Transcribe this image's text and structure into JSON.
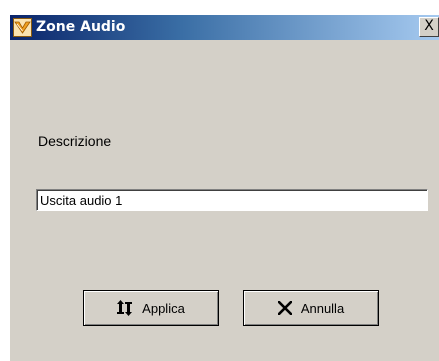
{
  "window": {
    "title": "Zone Audio",
    "close_glyph": "X"
  },
  "form": {
    "description_label": "Descrizione",
    "description_value": "Uscita audio 1"
  },
  "buttons": {
    "apply_label": "Applica",
    "apply_icon": "apply-arrows-icon",
    "cancel_label": "Annulla",
    "cancel_icon": "close-x-icon"
  },
  "icons": {
    "app": "zone-audio-app-icon"
  },
  "colors": {
    "titlebar_start": "#0a246a",
    "titlebar_end": "#a6caf0",
    "window_bg": "#d4d0c8",
    "app_icon_orange": "#f0a020"
  }
}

*What to do:* Please transcribe the material above exactly as written. Leave the pictures out.

*Response to the task:*
Transcribe this image's text and structure into JSON.
{
  "window": {
    "title": "Zone Audio",
    "close_glyph": "X"
  },
  "form": {
    "description_label": "Descrizione",
    "description_value": "Uscita audio 1"
  },
  "buttons": {
    "apply_label": "Applica",
    "apply_icon": "apply-arrows-icon",
    "cancel_label": "Annulla",
    "cancel_icon": "close-x-icon"
  },
  "icons": {
    "app": "zone-audio-app-icon"
  },
  "colors": {
    "titlebar_start": "#0a246a",
    "titlebar_end": "#a6caf0",
    "window_bg": "#d4d0c8",
    "app_icon_orange": "#f0a020"
  }
}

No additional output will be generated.